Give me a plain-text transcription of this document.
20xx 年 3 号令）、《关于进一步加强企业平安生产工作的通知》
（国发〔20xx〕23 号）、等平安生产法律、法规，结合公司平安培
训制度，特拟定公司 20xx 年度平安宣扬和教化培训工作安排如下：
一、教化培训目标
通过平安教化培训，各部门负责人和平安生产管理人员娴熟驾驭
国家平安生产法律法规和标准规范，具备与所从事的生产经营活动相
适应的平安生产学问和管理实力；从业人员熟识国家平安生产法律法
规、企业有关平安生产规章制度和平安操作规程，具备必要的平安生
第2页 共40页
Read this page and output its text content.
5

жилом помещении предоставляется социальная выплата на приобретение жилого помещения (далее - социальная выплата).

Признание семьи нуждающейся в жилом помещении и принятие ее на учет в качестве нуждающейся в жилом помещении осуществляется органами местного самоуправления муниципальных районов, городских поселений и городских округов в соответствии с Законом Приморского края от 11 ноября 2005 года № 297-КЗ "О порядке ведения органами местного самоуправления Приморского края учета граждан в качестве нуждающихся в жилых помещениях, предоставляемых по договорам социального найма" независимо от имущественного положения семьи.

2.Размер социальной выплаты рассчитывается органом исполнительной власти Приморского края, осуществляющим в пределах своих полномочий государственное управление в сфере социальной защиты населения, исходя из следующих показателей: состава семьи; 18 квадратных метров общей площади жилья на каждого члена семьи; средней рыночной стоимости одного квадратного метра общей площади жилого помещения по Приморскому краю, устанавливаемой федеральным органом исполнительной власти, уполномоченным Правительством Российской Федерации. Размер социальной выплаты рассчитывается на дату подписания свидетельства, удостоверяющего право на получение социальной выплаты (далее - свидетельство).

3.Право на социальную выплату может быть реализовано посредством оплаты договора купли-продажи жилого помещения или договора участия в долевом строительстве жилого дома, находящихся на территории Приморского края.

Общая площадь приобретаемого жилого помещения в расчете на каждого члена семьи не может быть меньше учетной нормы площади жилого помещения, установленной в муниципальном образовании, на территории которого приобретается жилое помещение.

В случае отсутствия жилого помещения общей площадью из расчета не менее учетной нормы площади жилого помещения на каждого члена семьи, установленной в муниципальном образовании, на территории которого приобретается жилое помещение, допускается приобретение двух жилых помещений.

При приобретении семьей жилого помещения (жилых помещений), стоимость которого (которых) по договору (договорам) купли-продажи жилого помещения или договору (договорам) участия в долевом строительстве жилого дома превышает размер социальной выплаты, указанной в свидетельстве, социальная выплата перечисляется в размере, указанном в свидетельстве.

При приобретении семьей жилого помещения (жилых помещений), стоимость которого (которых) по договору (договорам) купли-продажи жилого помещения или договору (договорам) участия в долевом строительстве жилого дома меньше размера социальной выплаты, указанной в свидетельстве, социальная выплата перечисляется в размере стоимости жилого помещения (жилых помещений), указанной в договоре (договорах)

• _Exercise_: Show all lines from the listing above in which "this" appears.

• _Correct answer_:
Give me a plain-text transcription of this document.
Read this page and output its text content.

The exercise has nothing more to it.